* Trecho do documento *
3 horas de cobertura e nenhuma informação confirmada
Impressionante a cobertura da imprensa ao caso do último teco-teco que deu de frente num prédio em Manhattan. Durante a tarde inteira, as emissoras não pararam de dar informações desencontradas a todo instante, sem absolutamente nenhum critério. Ao ponto da apresentadora da CNN chamar um repórter ao vivo da frente do prédio atingido em Nova York e, 15 segundos depois, cortar de volta para o estúdio pedindo desculpas e que o telespectador ignorasse aquelas informações. Fora a cretinisse de ficar passando as imagens gravadas do prédio pegando fogo em loop, ad infinitum, não apenas sem avisar que se tratava de vídeo-tape da cena, mas ainda deixando deliberadamente a tarja gigantesca LIVE.

* Tarefas do exercício *
1. No texto sobre a cobertura da imprensa, o que a apresentadora da CNN pediu ao telespectador ao cortar de volta para o estúdio?
2. Continue o texto sobre a cobertura da imprensa a partir da última frase apresentada.

* Entradas apresentadas *
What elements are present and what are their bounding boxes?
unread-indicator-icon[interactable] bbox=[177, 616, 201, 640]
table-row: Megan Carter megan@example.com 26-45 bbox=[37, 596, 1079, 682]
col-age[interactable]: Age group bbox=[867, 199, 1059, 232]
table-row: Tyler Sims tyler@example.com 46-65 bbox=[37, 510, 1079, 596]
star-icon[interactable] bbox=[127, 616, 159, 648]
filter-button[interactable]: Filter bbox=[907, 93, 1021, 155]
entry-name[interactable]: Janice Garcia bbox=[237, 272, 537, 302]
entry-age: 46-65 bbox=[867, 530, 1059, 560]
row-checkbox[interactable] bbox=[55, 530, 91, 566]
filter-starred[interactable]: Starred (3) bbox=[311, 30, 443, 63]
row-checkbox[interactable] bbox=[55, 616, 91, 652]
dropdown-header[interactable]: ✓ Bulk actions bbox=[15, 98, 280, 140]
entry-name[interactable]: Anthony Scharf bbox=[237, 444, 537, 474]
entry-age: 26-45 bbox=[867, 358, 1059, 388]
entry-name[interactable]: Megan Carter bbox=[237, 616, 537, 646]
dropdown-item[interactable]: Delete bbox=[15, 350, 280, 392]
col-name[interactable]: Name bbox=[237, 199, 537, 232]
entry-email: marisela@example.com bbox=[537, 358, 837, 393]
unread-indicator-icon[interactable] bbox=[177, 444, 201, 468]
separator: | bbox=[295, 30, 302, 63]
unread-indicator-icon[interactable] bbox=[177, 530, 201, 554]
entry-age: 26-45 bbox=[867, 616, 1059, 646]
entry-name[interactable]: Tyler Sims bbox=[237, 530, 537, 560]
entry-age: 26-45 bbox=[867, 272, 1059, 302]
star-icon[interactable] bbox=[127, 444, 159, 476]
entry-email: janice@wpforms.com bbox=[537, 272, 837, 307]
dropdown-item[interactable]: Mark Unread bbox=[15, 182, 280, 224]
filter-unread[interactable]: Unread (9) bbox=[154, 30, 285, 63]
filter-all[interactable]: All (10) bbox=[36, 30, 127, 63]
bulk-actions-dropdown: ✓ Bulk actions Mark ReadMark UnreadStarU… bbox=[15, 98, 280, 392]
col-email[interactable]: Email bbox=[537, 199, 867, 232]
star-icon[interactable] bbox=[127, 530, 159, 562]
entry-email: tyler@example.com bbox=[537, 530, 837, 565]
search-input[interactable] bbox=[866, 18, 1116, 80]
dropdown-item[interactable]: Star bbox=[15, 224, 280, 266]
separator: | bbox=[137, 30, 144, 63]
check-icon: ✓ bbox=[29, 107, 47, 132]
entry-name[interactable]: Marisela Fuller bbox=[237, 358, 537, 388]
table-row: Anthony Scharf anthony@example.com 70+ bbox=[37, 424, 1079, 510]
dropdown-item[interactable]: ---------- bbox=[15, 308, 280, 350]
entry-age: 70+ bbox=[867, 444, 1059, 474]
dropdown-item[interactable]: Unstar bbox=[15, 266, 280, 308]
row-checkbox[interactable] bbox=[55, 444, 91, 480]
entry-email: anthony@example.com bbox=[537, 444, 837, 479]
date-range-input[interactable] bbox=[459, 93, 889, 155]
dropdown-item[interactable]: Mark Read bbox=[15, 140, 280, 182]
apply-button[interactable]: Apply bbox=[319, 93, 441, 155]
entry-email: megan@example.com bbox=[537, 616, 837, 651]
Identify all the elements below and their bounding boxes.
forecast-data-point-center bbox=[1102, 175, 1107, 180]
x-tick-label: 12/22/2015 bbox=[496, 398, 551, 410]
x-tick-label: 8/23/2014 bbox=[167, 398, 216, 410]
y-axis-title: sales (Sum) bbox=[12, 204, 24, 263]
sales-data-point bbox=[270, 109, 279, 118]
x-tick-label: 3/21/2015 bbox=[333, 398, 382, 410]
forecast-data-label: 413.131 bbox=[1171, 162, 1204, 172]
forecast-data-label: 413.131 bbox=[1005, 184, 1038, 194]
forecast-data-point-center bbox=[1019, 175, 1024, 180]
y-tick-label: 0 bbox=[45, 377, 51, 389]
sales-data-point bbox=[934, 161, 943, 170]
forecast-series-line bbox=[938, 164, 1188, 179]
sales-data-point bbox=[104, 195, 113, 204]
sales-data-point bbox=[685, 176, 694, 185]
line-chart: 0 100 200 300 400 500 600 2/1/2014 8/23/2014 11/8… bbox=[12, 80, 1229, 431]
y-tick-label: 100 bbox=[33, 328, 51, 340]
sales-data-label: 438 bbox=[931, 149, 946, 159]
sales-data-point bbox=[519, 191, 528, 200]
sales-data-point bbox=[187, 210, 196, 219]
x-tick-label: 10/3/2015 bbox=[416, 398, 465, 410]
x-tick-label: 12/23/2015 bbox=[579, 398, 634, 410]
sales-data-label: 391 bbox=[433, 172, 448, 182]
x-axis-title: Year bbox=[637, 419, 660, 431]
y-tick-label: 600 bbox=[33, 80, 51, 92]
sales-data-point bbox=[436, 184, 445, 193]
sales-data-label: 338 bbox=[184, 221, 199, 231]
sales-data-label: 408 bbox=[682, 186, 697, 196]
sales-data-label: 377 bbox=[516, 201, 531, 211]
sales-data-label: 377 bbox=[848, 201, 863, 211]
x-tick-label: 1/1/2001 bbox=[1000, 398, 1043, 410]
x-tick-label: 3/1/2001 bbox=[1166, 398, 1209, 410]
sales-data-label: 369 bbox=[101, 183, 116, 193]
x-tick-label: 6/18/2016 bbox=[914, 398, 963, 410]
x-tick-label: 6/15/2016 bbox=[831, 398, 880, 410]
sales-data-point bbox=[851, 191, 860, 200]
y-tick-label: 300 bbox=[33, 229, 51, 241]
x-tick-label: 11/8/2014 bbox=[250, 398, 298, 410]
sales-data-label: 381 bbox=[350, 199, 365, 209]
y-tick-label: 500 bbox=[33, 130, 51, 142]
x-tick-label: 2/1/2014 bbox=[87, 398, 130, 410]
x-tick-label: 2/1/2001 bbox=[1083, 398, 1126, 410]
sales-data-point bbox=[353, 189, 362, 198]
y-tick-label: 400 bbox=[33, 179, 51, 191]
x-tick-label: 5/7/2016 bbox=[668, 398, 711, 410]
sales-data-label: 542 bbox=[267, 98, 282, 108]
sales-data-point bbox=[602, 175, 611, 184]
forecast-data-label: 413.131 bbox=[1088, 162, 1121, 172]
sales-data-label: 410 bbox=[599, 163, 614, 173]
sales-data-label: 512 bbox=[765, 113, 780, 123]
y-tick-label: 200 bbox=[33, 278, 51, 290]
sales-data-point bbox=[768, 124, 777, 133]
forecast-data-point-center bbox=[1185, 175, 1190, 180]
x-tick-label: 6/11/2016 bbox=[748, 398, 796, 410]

* Respostas por item *
1. Pediu desculpas e pediu que o telespectador ignorasse aquelas informações.

2.
Entre os loops, lapsos do switch deixavam ver imagens do prédio chamuscado, apenas com alguma fumaça, deixando claro que o incêndio havia sido apagado já há algum tempo. Em seguida entrou um correspondente de Washington narrando as manobras militares de centenas de caças americanos que estavam se deslocando para diversas cidades, em alerta máximo, e só dali há uns 10 minutos, pra quem prestou muita atenção nele e ignorou as manchetes, foi dito que se tratava de programa padrão de treinamento.
Atentado terrorista. Acidente. Helicóptero. Avião comercial. Teco-teco. Ação coordenada pelo terror em várias cidades americanas. Risco iminente. Tudo isso junto, disparado aleatoriamente sem nenhuma responsabilidade. Até que viesse uma nova chamada em seguida, dizendo que novas informações recebidas acabam de dizer exatamente o contrário. O mais interessante é notar que, a exemplo do que aconteceu na cobertura da Copa do Mundo, os repórteres que cobriam os eventos in loco eram, invariavelmente, os piores informados e os últimos a receberem qualquer notícia.